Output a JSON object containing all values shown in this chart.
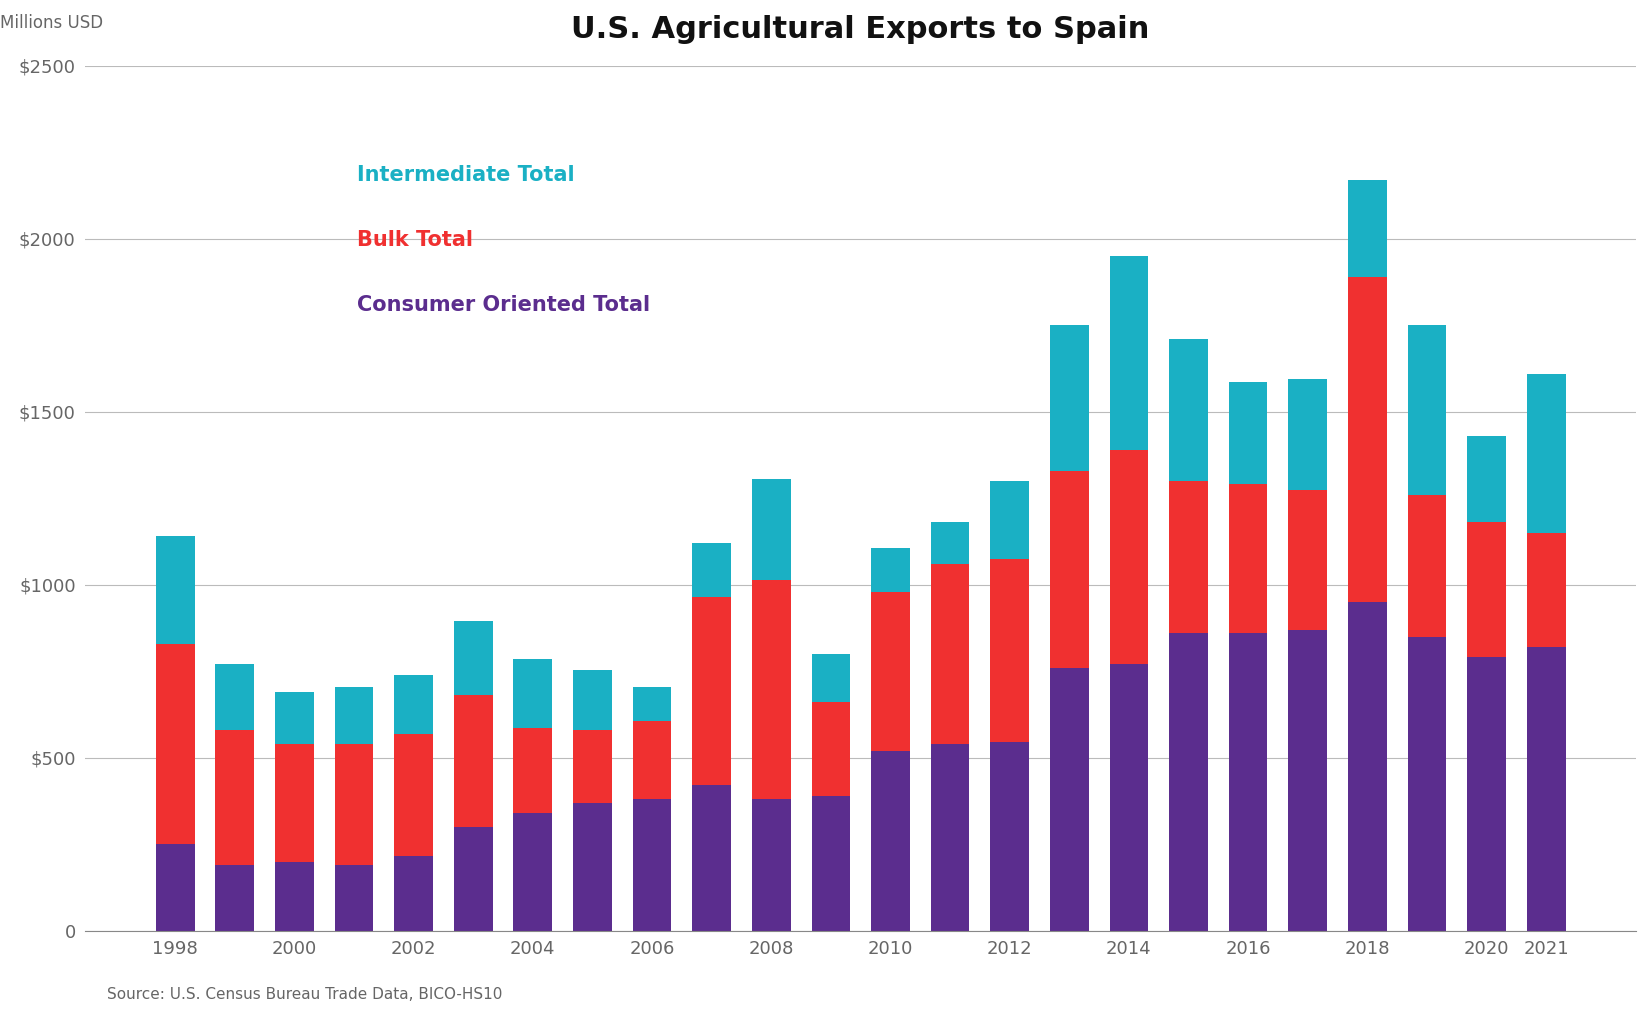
{
  "title": "U.S. Agricultural Exports to Spain",
  "ylabel": "Millions USD",
  "source": "Source: U.S. Census Bureau Trade Data, BICO-HS10",
  "years": [
    1998,
    1999,
    2000,
    2001,
    2002,
    2003,
    2004,
    2005,
    2006,
    2007,
    2008,
    2009,
    2010,
    2011,
    2012,
    2013,
    2014,
    2015,
    2016,
    2017,
    2018,
    2019,
    2020,
    2021
  ],
  "consumer_oriented": [
    250,
    190,
    200,
    190,
    215,
    300,
    340,
    370,
    380,
    420,
    380,
    390,
    520,
    540,
    545,
    760,
    770,
    860,
    860,
    870,
    950,
    850,
    790,
    820
  ],
  "bulk": [
    580,
    390,
    340,
    350,
    355,
    380,
    245,
    210,
    225,
    545,
    635,
    270,
    460,
    520,
    530,
    570,
    620,
    440,
    430,
    405,
    940,
    410,
    390,
    330
  ],
  "intermediate": [
    310,
    190,
    150,
    165,
    170,
    215,
    200,
    175,
    100,
    155,
    290,
    140,
    125,
    120,
    225,
    420,
    560,
    410,
    295,
    320,
    280,
    490,
    250,
    460
  ],
  "color_consumer": "#5b2d8e",
  "color_bulk": "#f03030",
  "color_intermediate": "#1ab0c4",
  "ylim": [
    0,
    2500
  ],
  "yticks": [
    0,
    500,
    1000,
    1500,
    2000,
    2500
  ],
  "ytick_labels": [
    "0",
    "$500",
    "$1000",
    "$1500",
    "$2000",
    "$2500"
  ],
  "title_fontsize": 22,
  "legend_fontsize": 15,
  "tick_fontsize": 13,
  "source_fontsize": 11
}
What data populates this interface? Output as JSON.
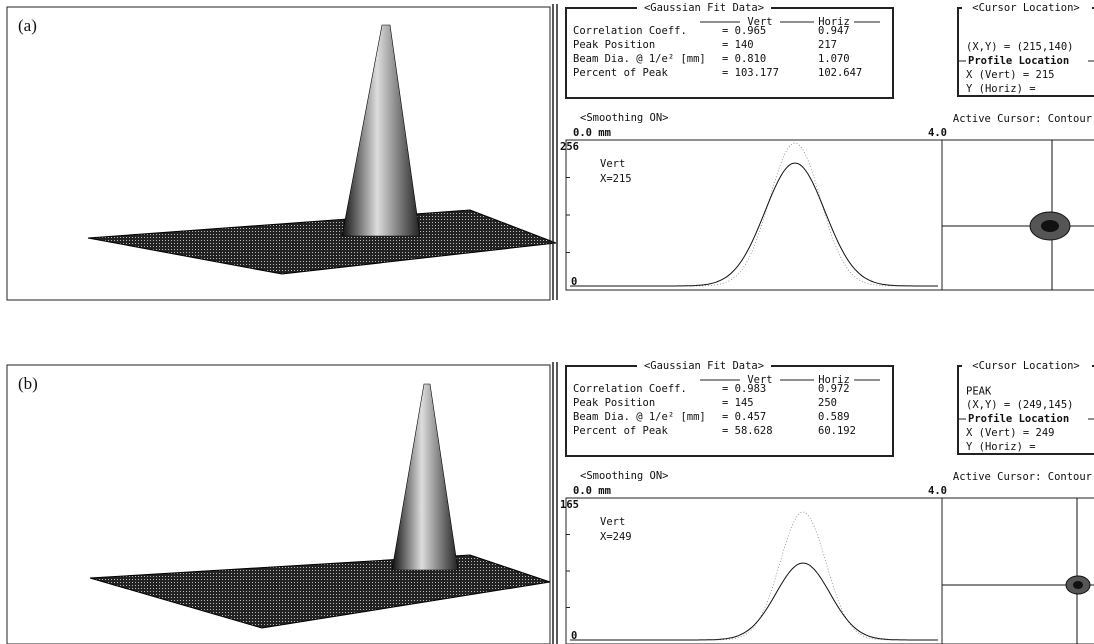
{
  "panels": [
    {
      "label": "(a)",
      "fit": {
        "title": "<Gaussian Fit Data>",
        "columns": [
          "Vert",
          "Horiz"
        ],
        "rows": [
          {
            "name": "Correlation Coeff.",
            "vert": "= 0.965",
            "horiz": "0.947"
          },
          {
            "name": "Peak Position",
            "vert": "= 140",
            "horiz": "217"
          },
          {
            "name": "Beam Dia. @ 1/e² [mm]",
            "vert": "= 0.810",
            "horiz": "1.070"
          },
          {
            "name": "Percent of Peak",
            "vert": "= 103.177",
            "horiz": "102.647"
          }
        ]
      },
      "cursor": {
        "title": "<Cursor Location>",
        "lines": [
          "(X,Y) = (215,140)"
        ],
        "profile_title": "Profile Location",
        "profile_lines": [
          "X (Vert) = 215",
          "Y (Horiz) ="
        ]
      },
      "smoothing": "<Smoothing ON>",
      "active_cursor": "Active Cursor: Contour",
      "x_start": "0.0 mm",
      "x_end": "4.0",
      "y_max": "256",
      "y_min": "0",
      "profile_name": "Vert",
      "profile_pos": "X=215"
    },
    {
      "label": "(b)",
      "fit": {
        "title": "<Gaussian Fit Data>",
        "columns": [
          "Vert",
          "Horiz"
        ],
        "rows": [
          {
            "name": "Correlation Coeff.",
            "vert": "= 0.983",
            "horiz": "0.972"
          },
          {
            "name": "Peak Position",
            "vert": "= 145",
            "horiz": "250"
          },
          {
            "name": "Beam Dia. @ 1/e² [mm]",
            "vert": "= 0.457",
            "horiz": "0.589"
          },
          {
            "name": "Percent of Peak",
            "vert": "= 58.628",
            "horiz": "60.192"
          }
        ]
      },
      "cursor": {
        "title": "<Cursor Location>",
        "lines": [
          "PEAK",
          "(X,Y) = (249,145)"
        ],
        "profile_title": "Profile Location",
        "profile_lines": [
          "X (Vert) = 249",
          "Y (Horiz) ="
        ]
      },
      "smoothing": "<Smoothing ON>",
      "active_cursor": "Active Cursor: Contour",
      "x_start": "0.0 mm",
      "x_end": "4.0",
      "y_max": "165",
      "y_min": "0",
      "profile_name": "Vert",
      "profile_pos": "X=249"
    }
  ]
}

> **Brief**
Choose all lines containing the string "this" and copy them out.

> **Correct response**
Output a JSON object containing all values shown in this chart.
What data populates this interface? Output as JSON.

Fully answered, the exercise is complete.